** START OF Entries supplied **
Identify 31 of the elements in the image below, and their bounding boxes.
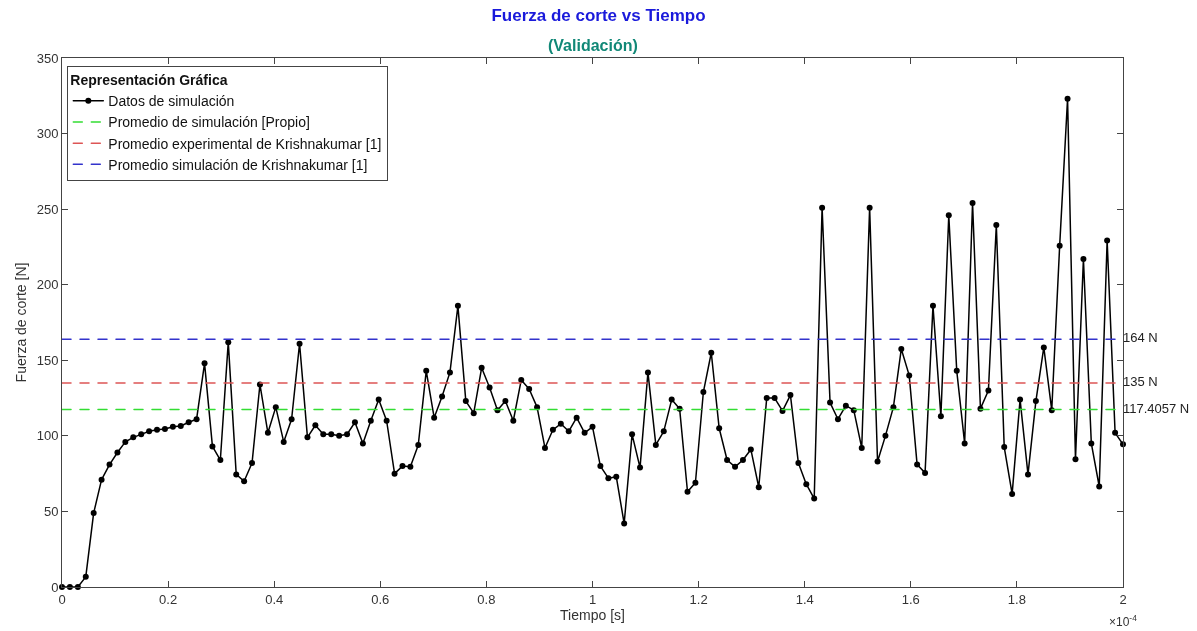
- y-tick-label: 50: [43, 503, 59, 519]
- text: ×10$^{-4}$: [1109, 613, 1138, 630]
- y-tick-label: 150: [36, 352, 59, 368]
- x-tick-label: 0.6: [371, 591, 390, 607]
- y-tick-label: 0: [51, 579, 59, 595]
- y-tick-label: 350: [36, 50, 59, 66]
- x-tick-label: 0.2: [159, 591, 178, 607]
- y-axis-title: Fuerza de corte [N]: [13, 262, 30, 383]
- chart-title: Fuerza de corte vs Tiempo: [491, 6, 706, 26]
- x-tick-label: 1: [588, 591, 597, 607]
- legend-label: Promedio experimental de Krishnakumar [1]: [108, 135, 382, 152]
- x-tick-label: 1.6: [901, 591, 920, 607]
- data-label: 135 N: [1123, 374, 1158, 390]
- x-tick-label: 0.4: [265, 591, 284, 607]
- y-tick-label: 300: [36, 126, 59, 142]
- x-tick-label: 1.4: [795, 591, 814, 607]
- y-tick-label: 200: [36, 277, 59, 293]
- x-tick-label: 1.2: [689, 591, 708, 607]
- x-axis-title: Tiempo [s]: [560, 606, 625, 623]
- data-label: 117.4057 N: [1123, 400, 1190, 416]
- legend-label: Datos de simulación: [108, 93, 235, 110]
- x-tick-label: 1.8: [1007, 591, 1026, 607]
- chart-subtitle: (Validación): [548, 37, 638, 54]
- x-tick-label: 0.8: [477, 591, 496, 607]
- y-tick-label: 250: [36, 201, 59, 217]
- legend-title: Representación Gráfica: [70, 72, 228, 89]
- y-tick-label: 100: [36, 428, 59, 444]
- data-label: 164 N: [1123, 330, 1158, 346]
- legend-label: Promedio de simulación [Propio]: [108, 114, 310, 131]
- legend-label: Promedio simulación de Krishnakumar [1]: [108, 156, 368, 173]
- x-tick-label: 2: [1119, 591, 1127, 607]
** END OF Entries supplied **
→ **Written request**
Reproduce all of the rows above word for word, and leave out the picture.

→ **The solution**
Identify 31 of the elements in the image below, and their bounding boxes.
- y-tick-label: 50: [43, 503, 59, 519]
- text: ×10$^{-4}$: [1109, 613, 1138, 630]
- y-tick-label: 150: [36, 352, 59, 368]
- x-tick-label: 0.6: [371, 591, 390, 607]
- y-tick-label: 0: [51, 579, 59, 595]
- y-tick-label: 350: [36, 50, 59, 66]
- x-tick-label: 0.2: [159, 591, 178, 607]
- y-axis-title: Fuerza de corte [N]: [13, 262, 30, 383]
- chart-title: Fuerza de corte vs Tiempo: [491, 6, 706, 26]
- x-tick-label: 1: [588, 591, 597, 607]
- legend-label: Promedio experimental de Krishnakumar [1]: [108, 135, 382, 152]
- x-tick-label: 1.6: [901, 591, 920, 607]
- data-label: 135 N: [1123, 374, 1158, 390]
- x-tick-label: 0.4: [265, 591, 284, 607]
- y-tick-label: 300: [36, 126, 59, 142]
- x-tick-label: 1.4: [795, 591, 814, 607]
- y-tick-label: 200: [36, 277, 59, 293]
- x-tick-label: 1.2: [689, 591, 708, 607]
- x-axis-title: Tiempo [s]: [560, 606, 625, 623]
- data-label: 117.4057 N: [1123, 400, 1190, 416]
- legend-label: Datos de simulación: [108, 93, 235, 110]
- x-tick-label: 1.8: [1007, 591, 1026, 607]
- chart-subtitle: (Validación): [548, 37, 638, 54]
- x-tick-label: 0.8: [477, 591, 496, 607]
- y-tick-label: 250: [36, 201, 59, 217]
- legend-title: Representación Gráfica: [70, 72, 228, 89]
- y-tick-label: 100: [36, 428, 59, 444]
- data-label: 164 N: [1123, 330, 1158, 346]
- legend-label: Promedio de simulación [Propio]: [108, 114, 310, 131]
- legend-label: Promedio simulación de Krishnakumar [1]: [108, 156, 368, 173]
- x-tick-label: 2: [1119, 591, 1127, 607]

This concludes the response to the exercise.